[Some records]
....

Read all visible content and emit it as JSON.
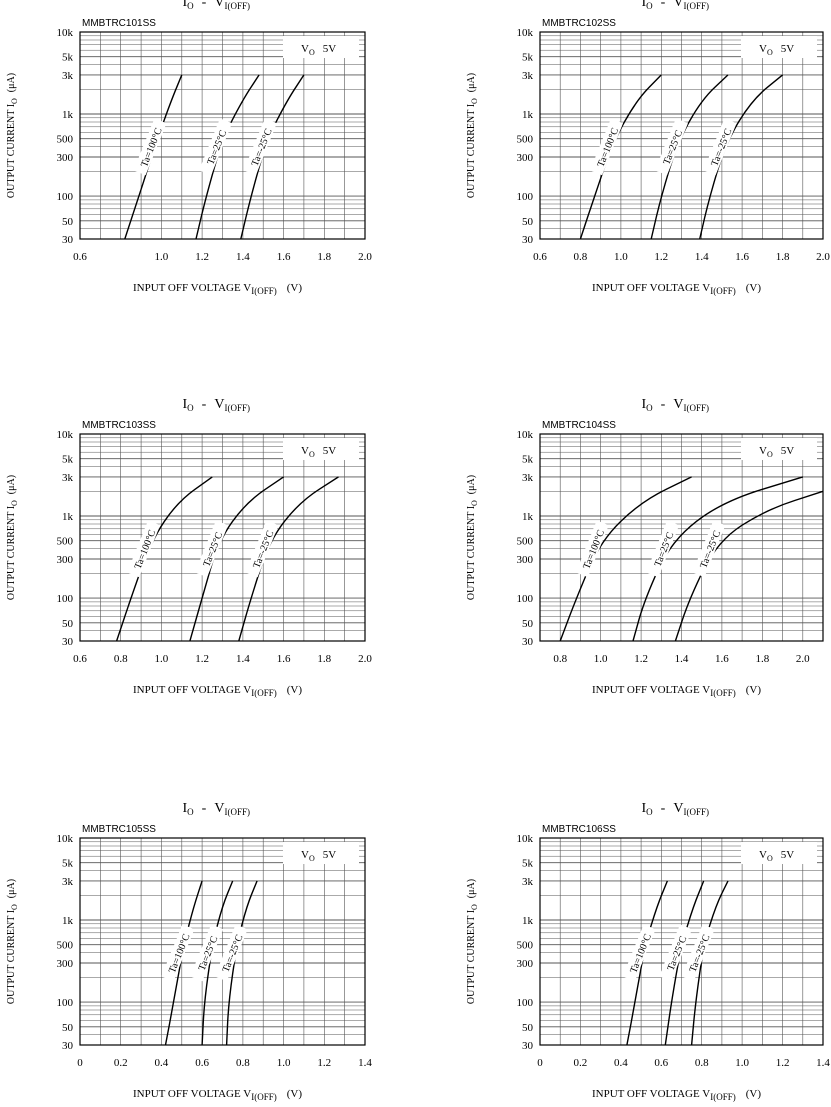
{
  "page": {
    "title_main": "I",
    "title_main_sub": "O",
    "title_dash": "-",
    "title_v": "V",
    "title_v_sub": "I(OFF)"
  },
  "chart_data": [
    {
      "type": "line",
      "part": "MMBTRC101SS",
      "condition_label": "V",
      "condition_sub": "O",
      "condition_value": "5V",
      "xlabel_main": "INPUT OFF VOLTAGE V",
      "xlabel_sub": "I(OFF)",
      "xlabel_unit": "(V)",
      "ylabel_main": "OUTPUT CURRENT I",
      "ylabel_sub": "O",
      "ylabel_unit": "(μA)",
      "xlim": [
        0.6,
        2.0
      ],
      "ylim": [
        30,
        10000
      ],
      "xticks": [
        "0.6",
        "1.0",
        "1.2",
        "1.4",
        "1.6",
        "1.8",
        "2.0"
      ],
      "xtick_values": [
        0.6,
        1.0,
        1.2,
        1.4,
        1.6,
        1.8,
        2.0
      ],
      "yticks": [
        "10k",
        "5k",
        "3k",
        "1k",
        "500",
        "300",
        "100",
        "50",
        "30"
      ],
      "ytick_values": [
        10000,
        5000,
        3000,
        1000,
        500,
        300,
        100,
        50,
        30
      ],
      "series": [
        {
          "name": "Ta=100°C",
          "x": [
            0.82,
            0.9,
            0.98,
            1.05,
            1.1
          ],
          "y": [
            30,
            120,
            500,
            1500,
            3000
          ]
        },
        {
          "name": "Ta=25°C",
          "x": [
            1.17,
            1.22,
            1.3,
            1.4,
            1.48
          ],
          "y": [
            30,
            100,
            500,
            1500,
            3000
          ]
        },
        {
          "name": "Ta=-25°C",
          "x": [
            1.39,
            1.44,
            1.52,
            1.62,
            1.7
          ],
          "y": [
            30,
            100,
            500,
            1500,
            3000
          ]
        }
      ]
    },
    {
      "type": "line",
      "part": "MMBTRC102SS",
      "condition_label": "V",
      "condition_sub": "O",
      "condition_value": "5V",
      "xlabel_main": "INPUT OFF VOLTAGE V",
      "xlabel_sub": "I(OFF)",
      "xlabel_unit": "(V)",
      "ylabel_main": "OUTPUT CURRENT I",
      "ylabel_sub": "O",
      "ylabel_unit": "(μA)",
      "xlim": [
        0.6,
        2.0
      ],
      "ylim": [
        30,
        10000
      ],
      "xticks": [
        "0.6",
        "0.8",
        "1.0",
        "1.2",
        "1.4",
        "1.6",
        "1.8",
        "2.0"
      ],
      "xtick_values": [
        0.6,
        0.8,
        1.0,
        1.2,
        1.4,
        1.6,
        1.8,
        2.0
      ],
      "yticks": [
        "10k",
        "5k",
        "3k",
        "1k",
        "500",
        "300",
        "100",
        "50",
        "30"
      ],
      "ytick_values": [
        10000,
        5000,
        3000,
        1000,
        500,
        300,
        100,
        50,
        30
      ],
      "series": [
        {
          "name": "Ta=100°C",
          "x": [
            0.8,
            0.87,
            0.96,
            1.08,
            1.2
          ],
          "y": [
            30,
            100,
            450,
            1500,
            3000
          ]
        },
        {
          "name": "Ta=25°C",
          "x": [
            1.15,
            1.2,
            1.28,
            1.4,
            1.53
          ],
          "y": [
            30,
            100,
            450,
            1500,
            3000
          ]
        },
        {
          "name": "Ta=-25°C",
          "x": [
            1.39,
            1.44,
            1.52,
            1.65,
            1.8
          ],
          "y": [
            30,
            100,
            450,
            1500,
            3000
          ]
        }
      ]
    },
    {
      "type": "line",
      "part": "MMBTRC103SS",
      "condition_label": "V",
      "condition_sub": "O",
      "condition_value": "5V",
      "xlabel_main": "INPUT OFF VOLTAGE V",
      "xlabel_sub": "I(OFF)",
      "xlabel_unit": "(V)",
      "ylabel_main": "OUTPUT CURRENT I",
      "ylabel_sub": "O",
      "ylabel_unit": "(μA)",
      "xlim": [
        0.6,
        2.0
      ],
      "ylim": [
        30,
        10000
      ],
      "xticks": [
        "0.6",
        "0.8",
        "1.0",
        "1.2",
        "1.4",
        "1.6",
        "1.8",
        "2.0"
      ],
      "xtick_values": [
        0.6,
        0.8,
        1.0,
        1.2,
        1.4,
        1.6,
        1.8,
        2.0
      ],
      "yticks": [
        "10k",
        "5k",
        "3k",
        "1k",
        "500",
        "300",
        "100",
        "50",
        "30"
      ],
      "ytick_values": [
        10000,
        5000,
        3000,
        1000,
        500,
        300,
        100,
        50,
        30
      ],
      "series": [
        {
          "name": "Ta=100°C",
          "x": [
            0.78,
            0.85,
            0.95,
            1.08,
            1.25
          ],
          "y": [
            30,
            100,
            500,
            1500,
            3000
          ]
        },
        {
          "name": "Ta=25°C",
          "x": [
            1.14,
            1.2,
            1.28,
            1.42,
            1.6
          ],
          "y": [
            30,
            100,
            500,
            1500,
            3000
          ]
        },
        {
          "name": "Ta=-25°C",
          "x": [
            1.38,
            1.44,
            1.53,
            1.68,
            1.87
          ],
          "y": [
            30,
            100,
            500,
            1500,
            3000
          ]
        }
      ]
    },
    {
      "type": "line",
      "part": "MMBTRC104SS",
      "condition_label": "V",
      "condition_sub": "O",
      "condition_value": "5V",
      "xlabel_main": "INPUT OFF VOLTAGE V",
      "xlabel_sub": "I(OFF)",
      "xlabel_unit": "(V)",
      "ylabel_main": "OUTPUT CURRENT I",
      "ylabel_sub": "O",
      "ylabel_unit": "(μA)",
      "xlim": [
        0.7,
        2.1
      ],
      "ylim": [
        30,
        10000
      ],
      "xticks": [
        "0.8",
        "1.0",
        "1.2",
        "1.4",
        "1.6",
        "1.8",
        "2.0"
      ],
      "xtick_values": [
        0.8,
        1.0,
        1.2,
        1.4,
        1.6,
        1.8,
        2.0
      ],
      "yticks": [
        "10k",
        "5k",
        "3k",
        "1k",
        "500",
        "300",
        "100",
        "50",
        "30"
      ],
      "ytick_values": [
        10000,
        5000,
        3000,
        1000,
        500,
        300,
        100,
        50,
        30
      ],
      "series": [
        {
          "name": "Ta=100°C",
          "x": [
            0.8,
            0.88,
            1.0,
            1.2,
            1.45
          ],
          "y": [
            30,
            100,
            500,
            1500,
            3000
          ]
        },
        {
          "name": "Ta=25°C",
          "x": [
            1.16,
            1.22,
            1.35,
            1.6,
            2.0
          ],
          "y": [
            30,
            100,
            500,
            1500,
            3000
          ]
        },
        {
          "name": "Ta=-25°C",
          "x": [
            1.37,
            1.44,
            1.58,
            1.82,
            2.1
          ],
          "y": [
            30,
            100,
            500,
            1200,
            2000
          ]
        }
      ]
    },
    {
      "type": "line",
      "part": "MMBTRC105SS",
      "condition_label": "V",
      "condition_sub": "O",
      "condition_value": "5V",
      "xlabel_main": "INPUT OFF VOLTAGE V",
      "xlabel_sub": "I(OFF)",
      "xlabel_unit": "(V)",
      "ylabel_main": "OUTPUT CURRENT I",
      "ylabel_sub": "O",
      "ylabel_unit": "(μA)",
      "xlim": [
        0,
        1.4
      ],
      "ylim": [
        30,
        10000
      ],
      "xticks": [
        "0",
        "0.2",
        "0.4",
        "0.6",
        "0.8",
        "1.0",
        "1.2",
        "1.4"
      ],
      "xtick_values": [
        0,
        0.2,
        0.4,
        0.6,
        0.8,
        1.0,
        1.2,
        1.4
      ],
      "yticks": [
        "10k",
        "5k",
        "3k",
        "1k",
        "500",
        "300",
        "100",
        "50",
        "30"
      ],
      "ytick_values": [
        10000,
        5000,
        3000,
        1000,
        500,
        300,
        100,
        50,
        30
      ],
      "series": [
        {
          "name": "Ta=100°C",
          "x": [
            0.42,
            0.46,
            0.51,
            0.56,
            0.6
          ],
          "y": [
            30,
            100,
            500,
            1500,
            3000
          ]
        },
        {
          "name": "Ta=25°C",
          "x": [
            0.6,
            0.61,
            0.65,
            0.7,
            0.75
          ],
          "y": [
            30,
            100,
            500,
            1500,
            3000
          ]
        },
        {
          "name": "Ta=-25°C",
          "x": [
            0.72,
            0.73,
            0.77,
            0.82,
            0.87
          ],
          "y": [
            30,
            100,
            500,
            1500,
            3000
          ]
        }
      ]
    },
    {
      "type": "line",
      "part": "MMBTRC106SS",
      "condition_label": "V",
      "condition_sub": "O",
      "condition_value": "5V",
      "xlabel_main": "INPUT OFF VOLTAGE V",
      "xlabel_sub": "I(OFF)",
      "xlabel_unit": "(V)",
      "ylabel_main": "OUTPUT CURRENT I",
      "ylabel_sub": "O",
      "ylabel_unit": "(μA)",
      "xlim": [
        0,
        1.4
      ],
      "ylim": [
        30,
        10000
      ],
      "xticks": [
        "0",
        "0.2",
        "0.4",
        "0.6",
        "0.8",
        "1.0",
        "1.2",
        "1.4"
      ],
      "xtick_values": [
        0,
        0.2,
        0.4,
        0.6,
        0.8,
        1.0,
        1.2,
        1.4
      ],
      "yticks": [
        "10k",
        "5k",
        "3k",
        "1k",
        "500",
        "300",
        "100",
        "50",
        "30"
      ],
      "ytick_values": [
        10000,
        5000,
        3000,
        1000,
        500,
        300,
        100,
        50,
        30
      ],
      "series": [
        {
          "name": "Ta=100°C",
          "x": [
            0.43,
            0.47,
            0.52,
            0.58,
            0.63
          ],
          "y": [
            30,
            100,
            500,
            1500,
            3000
          ]
        },
        {
          "name": "Ta=25°C",
          "x": [
            0.62,
            0.65,
            0.7,
            0.76,
            0.81
          ],
          "y": [
            30,
            100,
            500,
            1500,
            3000
          ]
        },
        {
          "name": "Ta=-25°C",
          "x": [
            0.75,
            0.77,
            0.81,
            0.87,
            0.93
          ],
          "y": [
            30,
            100,
            500,
            1500,
            3000
          ]
        }
      ]
    }
  ]
}
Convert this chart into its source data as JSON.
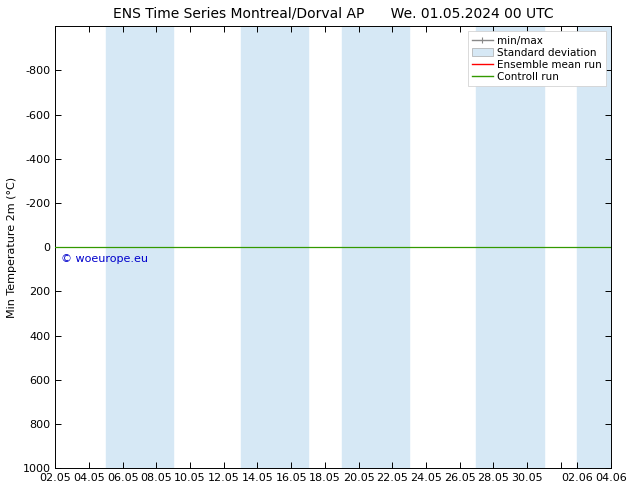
{
  "title_left": "ENS Time Series Montreal/Dorval AP",
  "title_right": "We. 01.05.2024 00 UTC",
  "ylabel": "Min Temperature 2m (°C)",
  "ylim_bottom": 1000,
  "ylim_top": -1000,
  "yticks": [
    -800,
    -600,
    -400,
    -200,
    0,
    200,
    400,
    600,
    800,
    1000
  ],
  "yticklabels": [
    "-800",
    "-600",
    "-400",
    "-200",
    "0",
    "200",
    "400",
    "600",
    "800",
    "1000"
  ],
  "xtick_labels": [
    "02.05",
    "04.05",
    "06.05",
    "08.05",
    "10.05",
    "12.05",
    "14.05",
    "16.05",
    "18.05",
    "20.05",
    "22.05",
    "24.05",
    "26.05",
    "28.05",
    "30.05",
    "",
    "02.06",
    "04.06"
  ],
  "xtick_positions": [
    0,
    2,
    4,
    6,
    8,
    10,
    12,
    14,
    16,
    18,
    20,
    22,
    24,
    26,
    28,
    30,
    31,
    33
  ],
  "x_start": 0,
  "x_end": 33,
  "band_starts": [
    3,
    5,
    11,
    13,
    17,
    19,
    25,
    27,
    31
  ],
  "band_ends": [
    5,
    7,
    13,
    15,
    19,
    21,
    27,
    29,
    33
  ],
  "band_color": "#d6e8f5",
  "control_run_y": 0,
  "control_run_color": "#339900",
  "ensemble_mean_color": "#ff0000",
  "background_color": "#ffffff",
  "watermark_text": "© woeurope.eu",
  "watermark_color": "#0000cc",
  "title_fontsize": 10,
  "axis_fontsize": 8,
  "legend_fontsize": 7.5
}
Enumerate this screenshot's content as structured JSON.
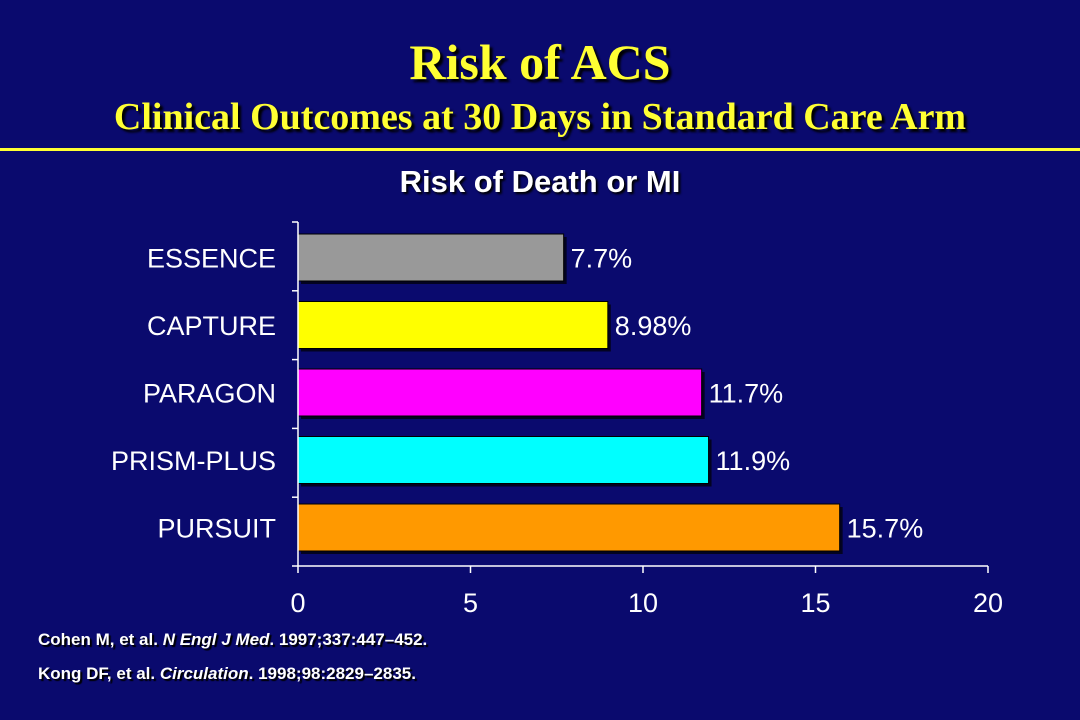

....

● PROBLEM STATEMENT:
Look above for every line with the word "content" and copy it.

● CORRECT RESPONSE:
Read all visible content and emit it as JSON.
Enumerate this screenshot's content as structured JSON.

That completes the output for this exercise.